Data Science Posts and Resources

Articles on Data Science

Finding document Similarity using LSA

Finding document Similarity using LSA

Laxmi K Soni

6-Minute Read


Finding document similarity can be useful sometimes for many purposes like spam filtering. In academics we try to access manually how much a course outcome relates to the program outcome of the course. This blog makes use of the Latent Symentic index method to findout the level at which a given course outcome relates or significant to a set of program outcomes for a given program.

  • TF-IDF Model:

    Tf-idf is used to extract vectors from documents based on tf, or term frequency, which determines how frequently a term appears in a document, and inverse document frequency, which how frequently a phrase appears across the whole collection. TF-IDF is a way to measure the importance of tokens in text. TfidfModel realize the transformation between word-document co-occurrence matrix into a locally/globally weighted TF-IDF matrix


  • Initialize the set of program outcomes
  • Normalize the sentenses and words
  • Assess the frequency of the words in the program outcomes
  • Encapsulate the mapping between normalized words and their frequency
  • Initiate the course outcome which checked against program outcomes for similarity
  • Create the bag of words model from words in program outcomes
  • Create lsi model from bag of words model and frequency of normalized words
  • Create similarity matrix between course outcomes and program outcomes
  • Output the similarity as pandas dataframe

Import libraries

For this we will need the following imports:

import logging
from pprint import pprint
import pandas as pd
from gensim import corpora, models, similarities
import nltk
from nltk.corpus import stopwords
from collections import defaultdict
import numpy as np
programoutcomes = ["Apply knowledge of Computer Science, Mathematics and Physics to identify, analyse problems and to provide effective solutions.","Ability to design, develop algorithms and provide software solutions to cater the industrial needs","Inculcate skills to excel in the fields of Information Technology and its Enabled services, Government and Private sectors, Teaching and Research","Instil ethical responsibilities, human and professional values and make their contribution to the society","Engaged in lifelong learning to equip them to the changing environment and be prepared to take-up mastering programmes","Provides a systematic understanding of the concepts and theories of mathematics and computing their application in the software world.","Graduates will have necessary critical and analytical skills to resolve problem","They will attain eligibility to successfully pursue their career objectives in advanced education, scientific career in government or industry.","Understand the impact of scientific solutions in societal and environmental conpotexts, and demonstrate the knowledge of, and need for sustainable development."]
pprint( len( programoutcomes ))

TASK LIST
1. Answer these questions about the LSA article:
(a) Who is named as the author?
(b) What reading time is given?
(c) From which library are corpora, models and similarities imported?
2. Update the listing, starting with its first line and going on through the line with "153, 93, 169]", so that "sidebar-item-label" becomes "sidebar-caption" with nothing else changed. Give only those lines.
The article and the listing have no connection to each other.

Dataset excerpt
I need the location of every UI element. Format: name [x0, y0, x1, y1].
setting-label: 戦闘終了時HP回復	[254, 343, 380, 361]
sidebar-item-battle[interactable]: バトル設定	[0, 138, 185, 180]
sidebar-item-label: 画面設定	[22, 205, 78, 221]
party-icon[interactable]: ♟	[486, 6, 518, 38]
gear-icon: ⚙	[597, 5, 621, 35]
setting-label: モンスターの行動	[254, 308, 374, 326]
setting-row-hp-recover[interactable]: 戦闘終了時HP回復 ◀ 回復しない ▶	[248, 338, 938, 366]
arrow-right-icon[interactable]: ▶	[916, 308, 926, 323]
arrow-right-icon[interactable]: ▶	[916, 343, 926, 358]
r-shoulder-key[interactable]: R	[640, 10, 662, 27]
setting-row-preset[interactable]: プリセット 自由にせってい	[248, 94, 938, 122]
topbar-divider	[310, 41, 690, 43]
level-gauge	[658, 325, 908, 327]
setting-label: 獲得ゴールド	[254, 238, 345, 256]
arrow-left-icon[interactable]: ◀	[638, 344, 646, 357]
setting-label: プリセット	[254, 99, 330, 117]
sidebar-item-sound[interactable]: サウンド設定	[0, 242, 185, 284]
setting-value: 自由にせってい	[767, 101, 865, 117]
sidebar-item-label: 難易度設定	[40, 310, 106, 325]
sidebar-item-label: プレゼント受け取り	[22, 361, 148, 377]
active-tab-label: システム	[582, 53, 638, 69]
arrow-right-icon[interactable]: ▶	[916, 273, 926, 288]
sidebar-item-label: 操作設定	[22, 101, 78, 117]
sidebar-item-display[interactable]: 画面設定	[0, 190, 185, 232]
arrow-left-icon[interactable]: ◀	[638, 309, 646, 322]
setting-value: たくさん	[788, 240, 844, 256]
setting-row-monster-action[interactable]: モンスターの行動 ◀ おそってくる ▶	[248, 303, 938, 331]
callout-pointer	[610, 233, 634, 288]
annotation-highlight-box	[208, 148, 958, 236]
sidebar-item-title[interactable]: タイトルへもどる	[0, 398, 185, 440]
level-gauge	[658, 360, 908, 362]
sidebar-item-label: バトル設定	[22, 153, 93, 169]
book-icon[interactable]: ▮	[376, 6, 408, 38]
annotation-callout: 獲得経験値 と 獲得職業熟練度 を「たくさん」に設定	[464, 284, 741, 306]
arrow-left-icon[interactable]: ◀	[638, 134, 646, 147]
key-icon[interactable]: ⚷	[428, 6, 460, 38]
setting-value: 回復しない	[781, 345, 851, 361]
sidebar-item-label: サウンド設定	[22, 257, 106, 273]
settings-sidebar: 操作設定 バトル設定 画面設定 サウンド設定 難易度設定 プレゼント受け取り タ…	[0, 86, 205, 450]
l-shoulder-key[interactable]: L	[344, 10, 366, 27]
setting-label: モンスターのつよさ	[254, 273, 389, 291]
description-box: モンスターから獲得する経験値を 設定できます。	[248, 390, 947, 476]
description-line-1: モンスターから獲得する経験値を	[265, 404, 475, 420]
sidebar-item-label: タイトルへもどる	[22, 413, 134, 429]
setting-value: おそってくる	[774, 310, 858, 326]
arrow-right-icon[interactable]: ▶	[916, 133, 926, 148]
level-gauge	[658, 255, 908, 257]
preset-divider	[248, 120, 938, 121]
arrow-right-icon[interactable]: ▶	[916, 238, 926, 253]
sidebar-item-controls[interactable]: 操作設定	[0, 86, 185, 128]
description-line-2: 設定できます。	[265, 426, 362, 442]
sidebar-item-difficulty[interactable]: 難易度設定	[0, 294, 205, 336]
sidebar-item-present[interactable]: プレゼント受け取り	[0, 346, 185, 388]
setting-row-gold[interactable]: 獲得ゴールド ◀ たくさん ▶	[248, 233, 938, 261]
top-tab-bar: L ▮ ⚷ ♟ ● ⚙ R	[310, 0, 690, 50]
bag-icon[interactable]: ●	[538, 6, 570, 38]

EXERCISE ANSWERS
1.
(a) Laxmi K Soni
(b) 6 minutes
(c) gensim

2.
I need the location of every UI element. Format: name [x0, y0, x1, y1].
setting-label: 戦闘終了時HP回復	[254, 343, 380, 361]
sidebar-item-battle[interactable]: バトル設定	[0, 138, 185, 180]
sidebar-caption: 画面設定	[22, 205, 78, 221]
party-icon[interactable]: ♟	[486, 6, 518, 38]
gear-icon: ⚙	[597, 5, 621, 35]
setting-label: モンスターの行動	[254, 308, 374, 326]
setting-row-hp-recover[interactable]: 戦闘終了時HP回復 ◀ 回復しない ▶	[248, 338, 938, 366]
arrow-right-icon[interactable]: ▶	[916, 308, 926, 323]
arrow-right-icon[interactable]: ▶	[916, 343, 926, 358]
r-shoulder-key[interactable]: R	[640, 10, 662, 27]
setting-row-preset[interactable]: プリセット 自由にせってい	[248, 94, 938, 122]
topbar-divider	[310, 41, 690, 43]
level-gauge	[658, 325, 908, 327]
setting-label: 獲得ゴールド	[254, 238, 345, 256]
arrow-left-icon[interactable]: ◀	[638, 344, 646, 357]
setting-label: プリセット	[254, 99, 330, 117]
sidebar-item-sound[interactable]: サウンド設定	[0, 242, 185, 284]
setting-value: 自由にせってい	[767, 101, 865, 117]
sidebar-caption: 難易度設定	[40, 310, 106, 325]
sidebar-caption: プレゼント受け取り	[22, 361, 148, 377]
active-tab-label: システム	[582, 53, 638, 69]
arrow-right-icon[interactable]: ▶	[916, 273, 926, 288]
sidebar-caption: 操作設定	[22, 101, 78, 117]
sidebar-item-display[interactable]: 画面設定	[0, 190, 185, 232]
arrow-left-icon[interactable]: ◀	[638, 309, 646, 322]
setting-value: たくさん	[788, 240, 844, 256]
setting-row-monster-action[interactable]: モンスターの行動 ◀ おそってくる ▶	[248, 303, 938, 331]
callout-pointer	[610, 233, 634, 288]
annotation-highlight-box	[208, 148, 958, 236]
sidebar-item-title[interactable]: タイトルへもどる	[0, 398, 185, 440]
level-gauge	[658, 360, 908, 362]
sidebar-caption: バトル設定	[22, 153, 93, 169]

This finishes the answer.